--- START MATERIAL PROVIDED ---

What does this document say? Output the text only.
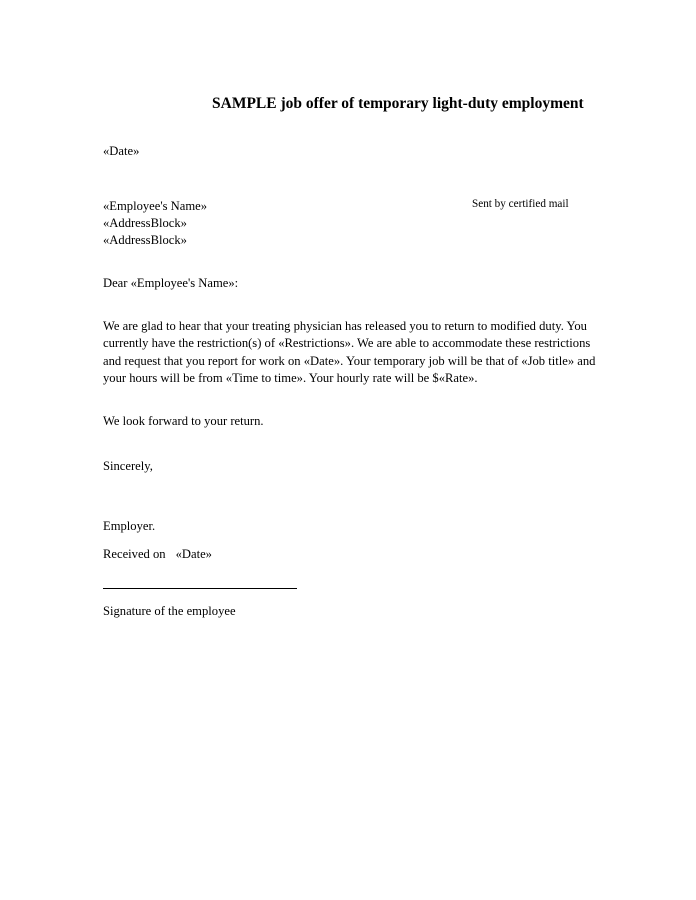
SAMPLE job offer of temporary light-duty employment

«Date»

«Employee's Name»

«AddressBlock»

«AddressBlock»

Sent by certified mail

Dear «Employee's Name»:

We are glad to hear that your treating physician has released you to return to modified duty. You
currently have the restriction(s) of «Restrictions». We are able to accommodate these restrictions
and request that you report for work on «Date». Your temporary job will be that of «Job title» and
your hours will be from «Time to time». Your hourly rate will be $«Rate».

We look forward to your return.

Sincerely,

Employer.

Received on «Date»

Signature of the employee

--- END MATERIAL PROVIDED ---

__DIRECTION__: Identify the lines of the data that contain the word "temporary". Copy each of them.

__SOLUTION TO THIS PROBLEM__:
SAMPLE job offer of temporary light-duty employment
and request that you report for work on «Date». Your temporary job will be that of «Job title» and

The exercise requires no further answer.